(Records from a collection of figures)
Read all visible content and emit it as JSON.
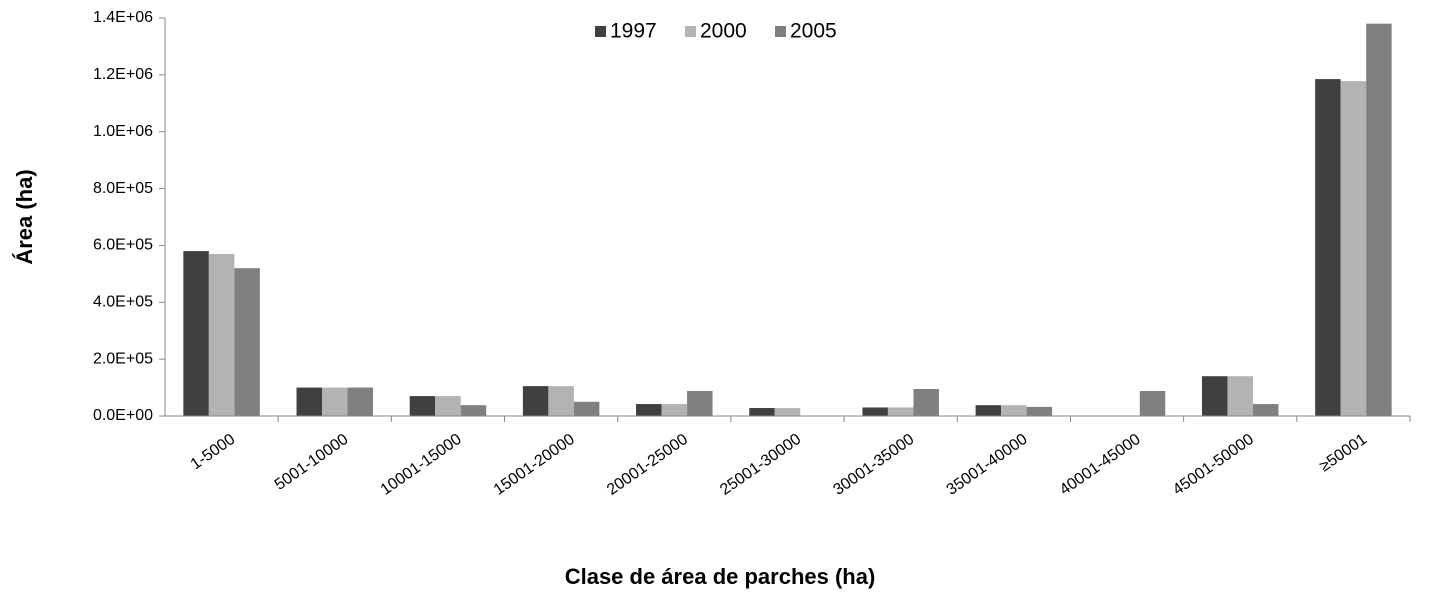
{
  "chart_data": {
    "type": "bar",
    "x_label": "Clase de área de parches (ha)",
    "y_label": "Área (ha)",
    "categories": [
      "1-5000",
      "5001-10000",
      "10001-15000",
      "15001-20000",
      "20001-25000",
      "25001-30000",
      "30001-35000",
      "35001-40000",
      "40001-45000",
      "45001-50000",
      "≥50001"
    ],
    "series": [
      {
        "name": "1997",
        "color": "#404040",
        "values": [
          580000,
          100000,
          70000,
          105000,
          42000,
          28000,
          30000,
          38000,
          0,
          140000,
          1185000
        ]
      },
      {
        "name": "2000",
        "color": "#b3b3b3",
        "values": [
          570000,
          100000,
          70000,
          105000,
          42000,
          28000,
          30000,
          38000,
          0,
          140000,
          1178000
        ]
      },
      {
        "name": "2005",
        "color": "#808080",
        "values": [
          520000,
          100000,
          38000,
          50000,
          88000,
          0,
          95000,
          32000,
          88000,
          42000,
          1380000
        ]
      }
    ],
    "ylim": [
      0,
      1400000
    ],
    "yticks": [
      {
        "value": 0,
        "label": "0.0E+00"
      },
      {
        "value": 200000,
        "label": "2.0E+05"
      },
      {
        "value": 400000,
        "label": "4.0E+05"
      },
      {
        "value": 600000,
        "label": "6.0E+05"
      },
      {
        "value": 800000,
        "label": "8.0E+05"
      },
      {
        "value": 1000000,
        "label": "1.0E+06"
      },
      {
        "value": 1200000,
        "label": "1.2E+06"
      },
      {
        "value": 1400000,
        "label": "1.4E+06"
      }
    ],
    "grid": false,
    "legend": "top"
  }
}
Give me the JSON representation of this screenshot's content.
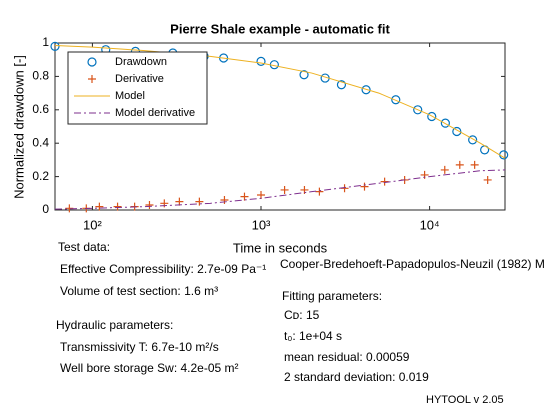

To be done => Copy the material exactly. Do not include the pictures.

Task solution =>
Read all visible content and emit it as JSON.
{
  "chart_data": {
    "type": "bar",
    "x_label": "Clase de área de parches (ha)",
    "y_label": "Área (ha)",
    "categories": [
      "1-5000",
      "5001-10000",
      "10001-15000",
      "15001-20000",
      "20001-25000",
      "25001-30000",
      "30001-35000",
      "35001-40000",
      "40001-45000",
      "45001-50000",
      "≥50001"
    ],
    "series": [
      {
        "name": "1997",
        "color": "#404040",
        "values": [
          580000,
          100000,
          70000,
          105000,
          42000,
          28000,
          30000,
          38000,
          0,
          140000,
          1185000
        ]
      },
      {
        "name": "2000",
        "color": "#b3b3b3",
        "values": [
          570000,
          100000,
          70000,
          105000,
          42000,
          28000,
          30000,
          38000,
          0,
          140000,
          1178000
        ]
      },
      {
        "name": "2005",
        "color": "#808080",
        "values": [
          520000,
          100000,
          38000,
          50000,
          88000,
          0,
          95000,
          32000,
          88000,
          42000,
          1380000
        ]
      }
    ],
    "ylim": [
      0,
      1400000
    ],
    "yticks": [
      {
        "value": 0,
        "label": "0.0E+00"
      },
      {
        "value": 200000,
        "label": "2.0E+05"
      },
      {
        "value": 400000,
        "label": "4.0E+05"
      },
      {
        "value": 600000,
        "label": "6.0E+05"
      },
      {
        "value": 800000,
        "label": "8.0E+05"
      },
      {
        "value": 1000000,
        "label": "1.0E+06"
      },
      {
        "value": 1200000,
        "label": "1.2E+06"
      },
      {
        "value": 1400000,
        "label": "1.4E+06"
      }
    ],
    "grid": false,
    "legend": "top"
  }
}
Give me the JSON representation of this screenshot's content.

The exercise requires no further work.